<<<<
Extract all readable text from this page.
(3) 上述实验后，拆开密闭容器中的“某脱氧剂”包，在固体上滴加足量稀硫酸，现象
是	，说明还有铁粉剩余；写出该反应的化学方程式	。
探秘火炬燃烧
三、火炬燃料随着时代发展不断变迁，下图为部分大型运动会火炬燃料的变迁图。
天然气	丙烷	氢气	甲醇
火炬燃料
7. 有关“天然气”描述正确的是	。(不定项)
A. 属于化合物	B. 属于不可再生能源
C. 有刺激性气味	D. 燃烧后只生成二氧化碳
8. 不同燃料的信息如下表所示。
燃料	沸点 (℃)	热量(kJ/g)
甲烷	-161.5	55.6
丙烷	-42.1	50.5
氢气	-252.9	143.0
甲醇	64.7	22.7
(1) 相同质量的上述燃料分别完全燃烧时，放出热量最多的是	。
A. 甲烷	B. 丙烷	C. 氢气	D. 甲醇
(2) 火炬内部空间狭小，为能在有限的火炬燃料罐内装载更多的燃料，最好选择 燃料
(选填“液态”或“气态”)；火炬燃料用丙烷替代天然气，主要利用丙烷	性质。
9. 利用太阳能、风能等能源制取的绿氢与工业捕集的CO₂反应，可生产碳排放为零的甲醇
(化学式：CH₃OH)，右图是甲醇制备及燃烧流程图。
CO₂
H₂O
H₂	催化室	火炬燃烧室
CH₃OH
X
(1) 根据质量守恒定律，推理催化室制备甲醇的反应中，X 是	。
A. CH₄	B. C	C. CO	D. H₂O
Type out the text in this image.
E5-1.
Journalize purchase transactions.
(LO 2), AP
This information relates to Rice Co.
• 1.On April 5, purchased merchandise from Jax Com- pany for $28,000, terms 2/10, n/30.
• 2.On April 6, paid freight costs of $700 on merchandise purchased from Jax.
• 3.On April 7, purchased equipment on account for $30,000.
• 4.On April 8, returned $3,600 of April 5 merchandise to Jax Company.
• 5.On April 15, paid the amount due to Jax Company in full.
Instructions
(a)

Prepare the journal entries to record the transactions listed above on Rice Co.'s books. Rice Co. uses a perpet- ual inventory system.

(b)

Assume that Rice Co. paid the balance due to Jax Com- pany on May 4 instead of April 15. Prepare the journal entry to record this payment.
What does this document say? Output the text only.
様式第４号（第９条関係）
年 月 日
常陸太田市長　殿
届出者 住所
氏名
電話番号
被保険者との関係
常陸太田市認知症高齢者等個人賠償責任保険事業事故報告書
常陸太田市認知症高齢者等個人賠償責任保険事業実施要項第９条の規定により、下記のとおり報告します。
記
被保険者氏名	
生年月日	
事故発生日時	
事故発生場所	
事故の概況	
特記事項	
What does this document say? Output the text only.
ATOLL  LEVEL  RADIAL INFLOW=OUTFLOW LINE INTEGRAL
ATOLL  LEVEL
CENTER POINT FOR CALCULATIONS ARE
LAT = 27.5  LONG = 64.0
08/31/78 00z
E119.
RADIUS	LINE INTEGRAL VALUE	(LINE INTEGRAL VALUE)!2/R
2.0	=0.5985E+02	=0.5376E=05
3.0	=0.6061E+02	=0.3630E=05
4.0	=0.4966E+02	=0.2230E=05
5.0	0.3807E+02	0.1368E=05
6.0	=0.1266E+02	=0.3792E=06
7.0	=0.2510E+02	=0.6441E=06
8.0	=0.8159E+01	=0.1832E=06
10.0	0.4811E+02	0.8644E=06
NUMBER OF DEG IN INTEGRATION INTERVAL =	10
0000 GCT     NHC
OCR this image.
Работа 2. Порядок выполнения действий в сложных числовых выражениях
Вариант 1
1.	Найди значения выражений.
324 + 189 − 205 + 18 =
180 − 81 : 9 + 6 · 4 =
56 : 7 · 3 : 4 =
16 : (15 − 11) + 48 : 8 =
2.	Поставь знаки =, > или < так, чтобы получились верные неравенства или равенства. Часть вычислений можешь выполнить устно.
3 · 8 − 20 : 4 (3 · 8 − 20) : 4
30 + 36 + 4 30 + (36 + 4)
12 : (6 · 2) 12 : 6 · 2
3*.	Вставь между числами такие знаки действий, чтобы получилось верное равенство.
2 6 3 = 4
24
>>>>
STATED GOAL | Show each line in the entries that holds the string "Prepare".

WRITTEN SOLUTION |
Prepare the journal entries to record the transactions listed above on Rice Co.'s books. Rice Co. uses a perpet- ual inventory system.
Assume that Rice Co. paid the balance due to Jax Com- pany on May 4 instead of April 15. Prepare the journal entry to record this payment.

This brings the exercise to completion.